§ RECORDS FOR THE EXERCISE
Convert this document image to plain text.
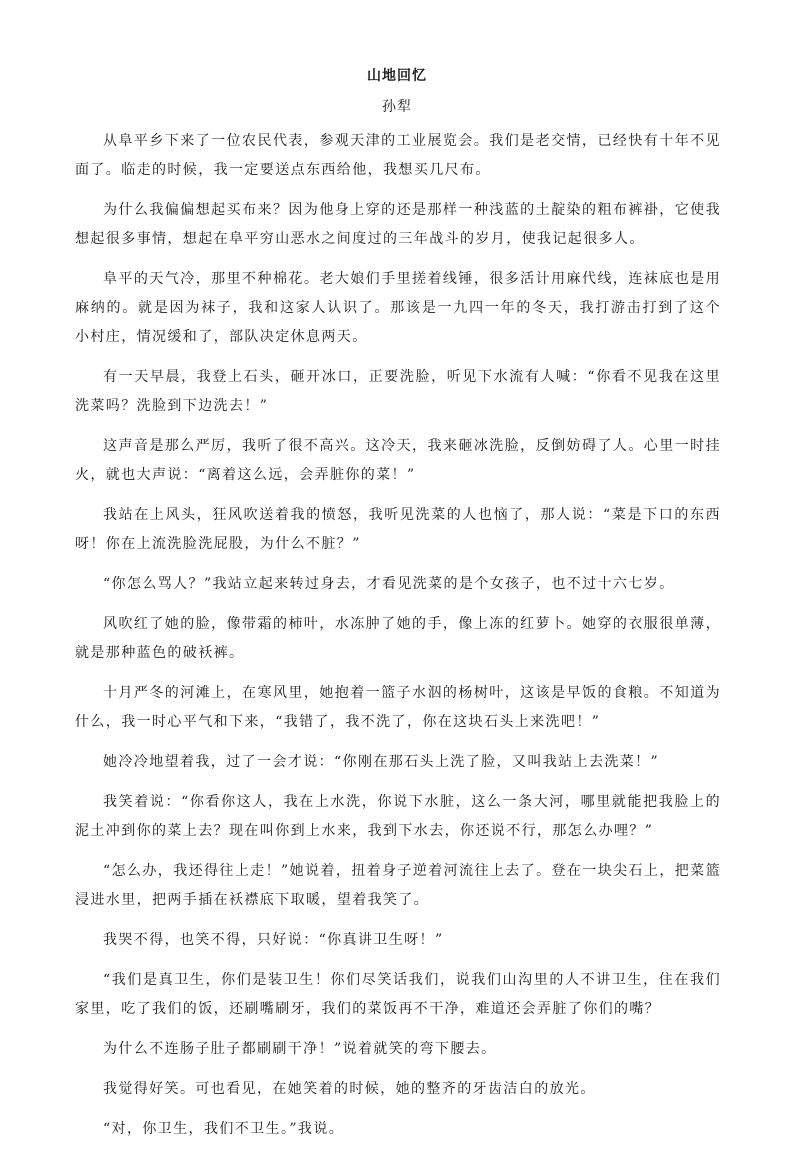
山地回忆
孙犁

从阜平乡下来了一位农民代表，参观天津的工业展览会。我们是老交情，已经快有十年不见面了。临走的时候，我一定要送点东西给他，我想买几尺布。

为什么我偏偏想起买布来？因为他身上穿的还是那样一种浅蓝的土靛染的粗布裤褂，它使我想起很多事情，想起在阜平穷山恶水之间度过的三年战斗的岁月，使我记起很多人。

阜平的天气冷，那里不种棉花。老大娘们手里搓着线锤，很多活计用麻代线，连袜底也是用麻纳的。就是因为袜子，我和这家人认识了。那该是一九四一年的冬天，我打游击打到了这个小村庄，情况缓和了，部队决定休息两天。

有一天早晨，我登上石头，砸开冰口，正要洗脸，听见下水流有人喊：“你看不见我在这里洗菜吗？洗脸到下边洗去！”

这声音是那么严厉，我听了很不高兴。这冷天，我来砸冰洗脸，反倒妨碍了人。心里一时挂火，就也大声说：“离着这么远，会弄脏你的菜！”

我站在上风头，狂风吹送着我的愤怒，我听见洗菜的人也恼了，那人说：“菜是下口的东西呀！你在上流洗脸洗屁股，为什么不脏？”

“你怎么骂人？”我站立起来转过身去，才看见洗菜的是个女孩子，也不过十六七岁。

风吹红了她的脸，像带霜的柿叶，水冻肿了她的手，像上冻的红萝卜。她穿的衣服很单薄，就是那种蓝色的破袄裤。

十月严冬的河滩上，在寒风里，她抱着一篮子水泅的杨树叶，这该是早饭的食粮。不知道为什么，我一时心平气和下来，“我错了，我不洗了，你在这块石头上来洗吧！”

她冷冷地望着我，过了一会才说：“你刚在那石头上洗了脸，又叫我站上去洗菜！”

我笑着说：“你看你这人，我在上水洗，你说下水脏，这么一条大河，哪里就能把我脸上的泥土冲到你的菜上去？现在叫你到上水来，我到下水去，你还说不行，那怎么办哩？”

“怎么办，我还得往上走！”她说着，扭着身子逆着河流往上去了。登在一块尖石上，把菜篮浸进水里，把两手插在袄襟底下取暖，望着我笑了。

我哭不得，也笑不得，只好说：“你真讲卫生呀！”

“我们是真卫生，你们是装卫生！你们尽笑话我们，说我们山沟里的人不讲卫生，住在我们家里，吃了我们的饭，还刷嘴刷牙，我们的菜饭再不干净，难道还会弄脏了你们的嘴？

为什么不连肠子肚子都刷刷干净！”说着就笑的弯下腰去。

我觉得好笑。可也看见，在她笑着的时候，她的整齐的牙齿洁白的放光。

“对，你卫生，我们不卫生。”我说。
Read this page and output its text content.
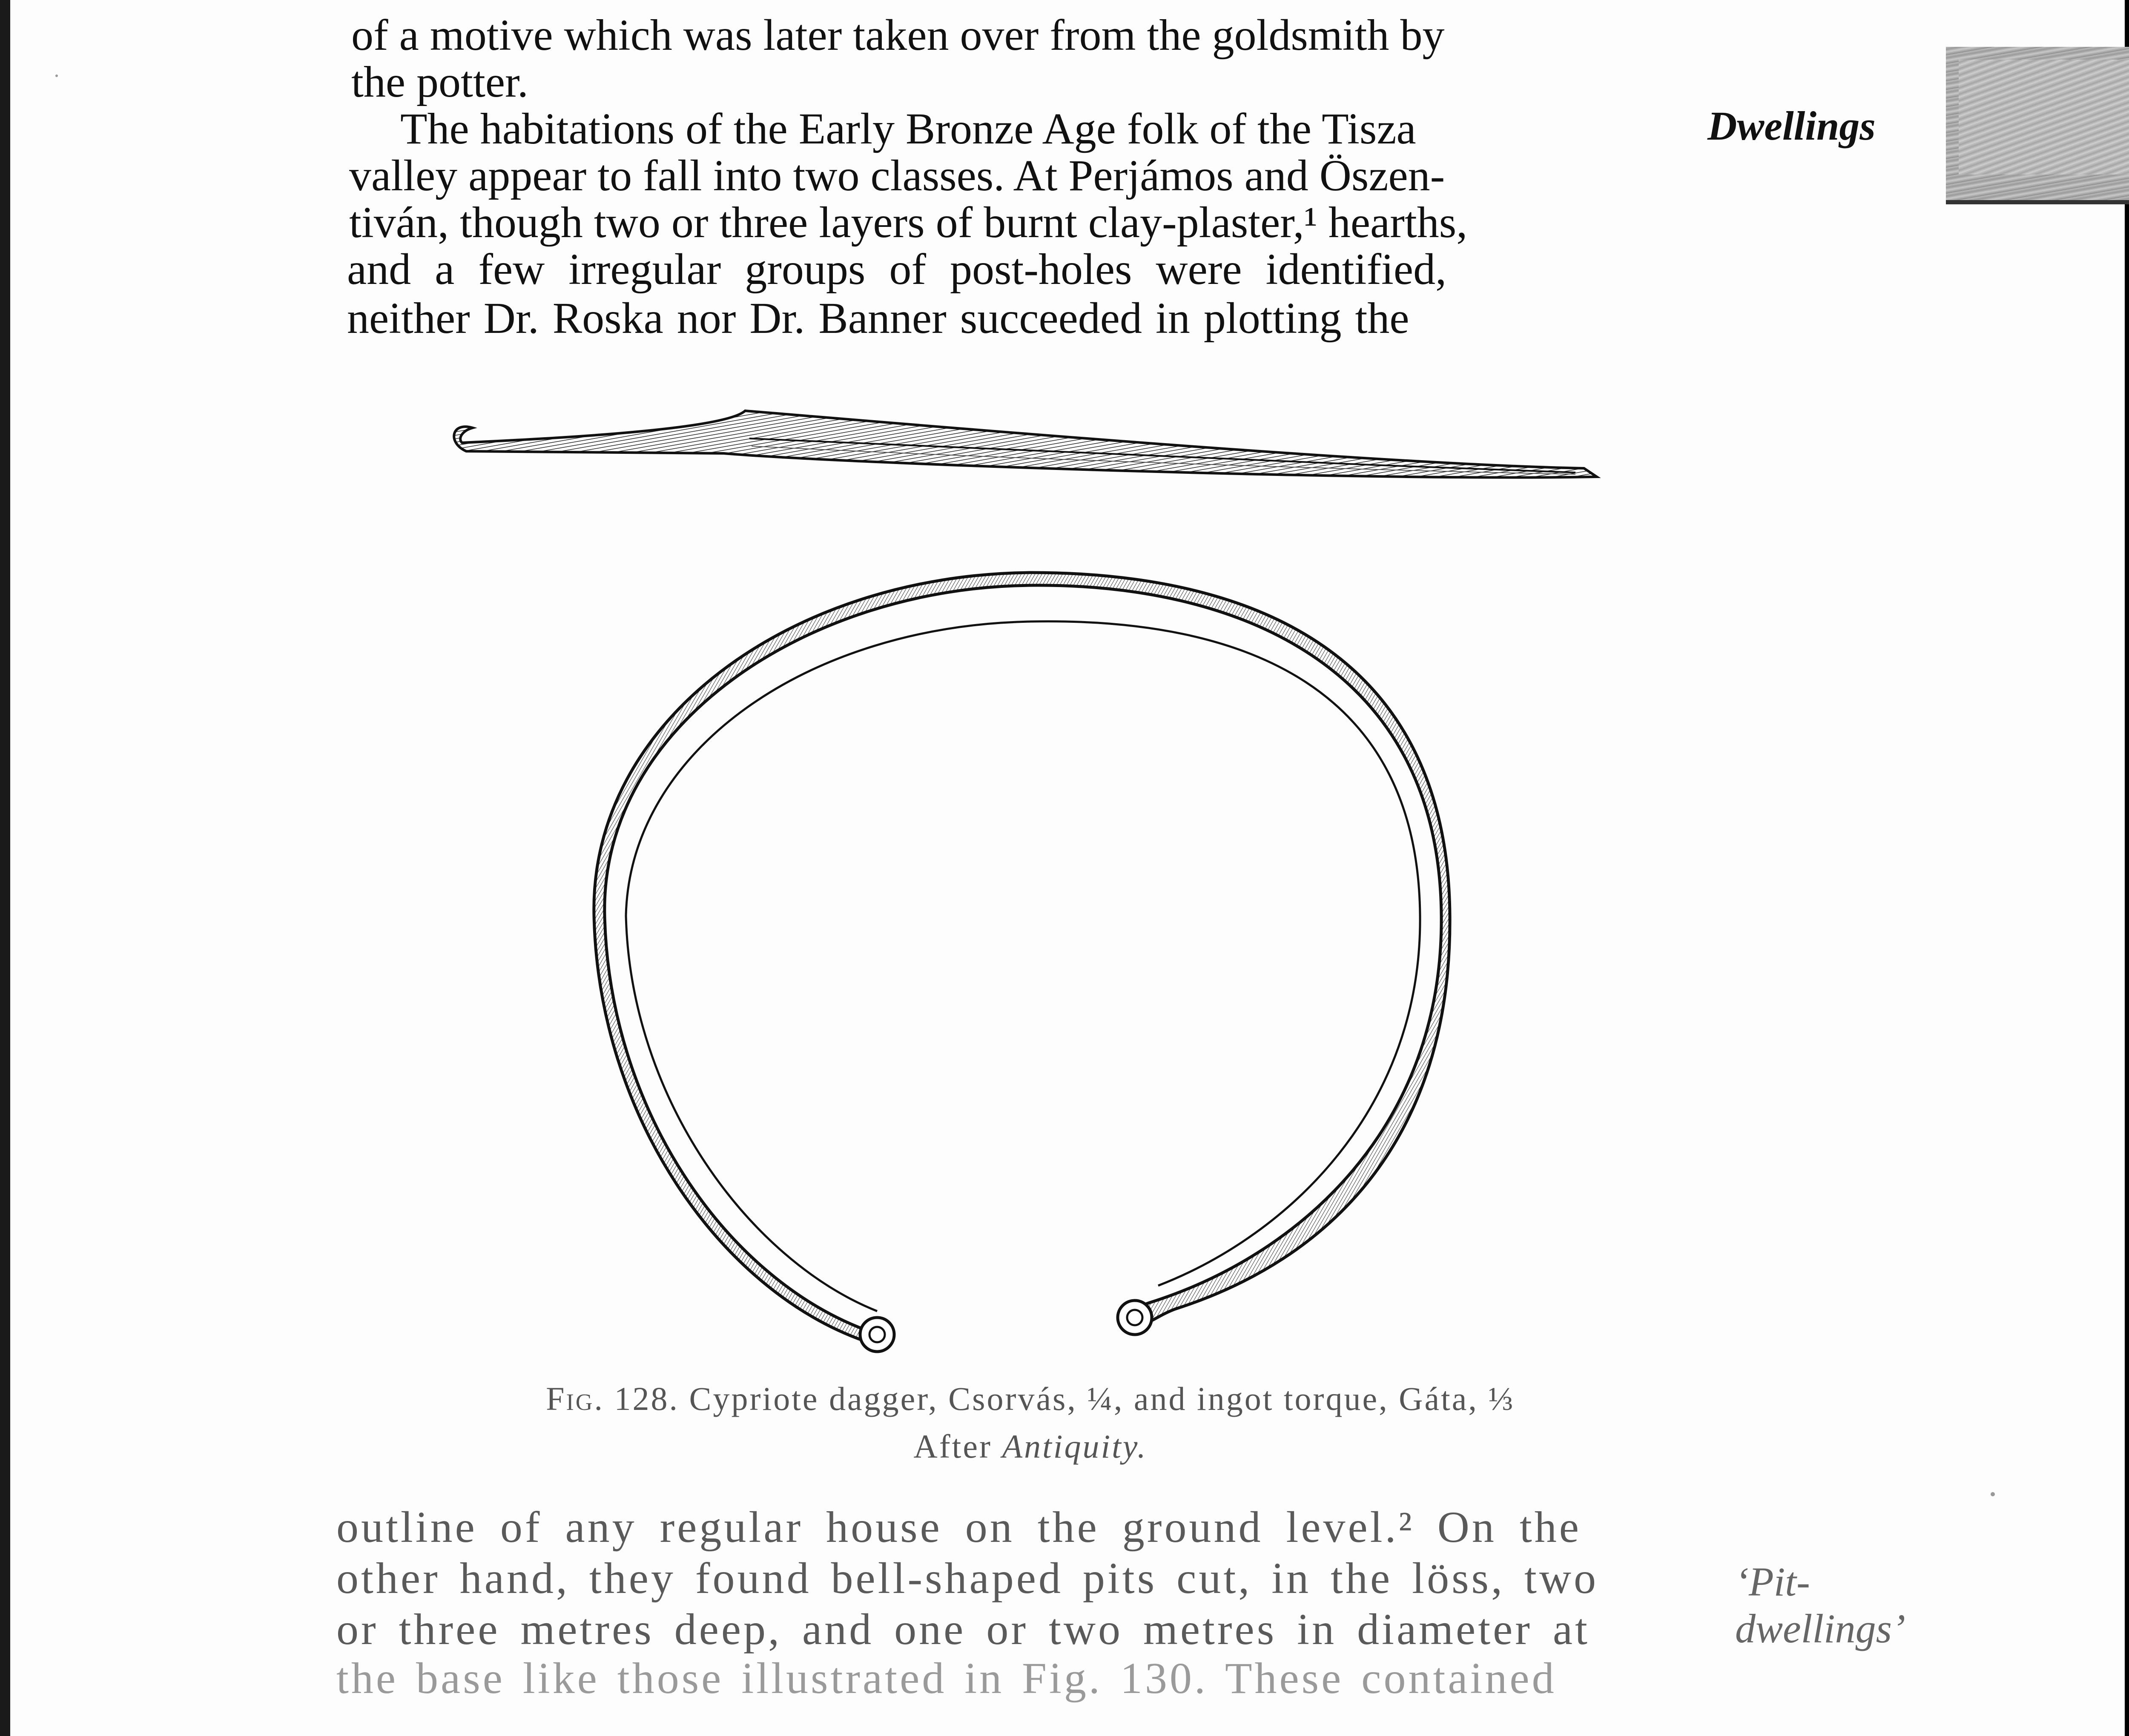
of a motive which was later taken over from the goldsmith by
the potter.
The habitations of the Early Bronze Age folk of the Tisza
valley appear to fall into two classes. At Perjámos and Öszen-
tiván, though two or three layers of burnt clay-plaster,¹ hearths,
and a few irregular groups of post-holes were identified,
neither Dr. Roska nor Dr. Banner succeeded in plotting the
Dwellings
Fig. 128. Cypriote dagger, Csorvás, ¼, and ingot torque, Gáta, ⅓
After Antiquity.
outline of any regular house on the ground level.² On the
other hand, they found bell-shaped pits cut, in the löss, two
or three metres deep, and one or two metres in diameter at
the base like those illustrated in Fig. 130. These contained
‘Pit-
dwellings’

§ EXERCISE DETAILS
Pick out each line that holds the string "text".

§ WRITTEN SOLUTION
Convert this document image to plain text.
Read this page and output its text content.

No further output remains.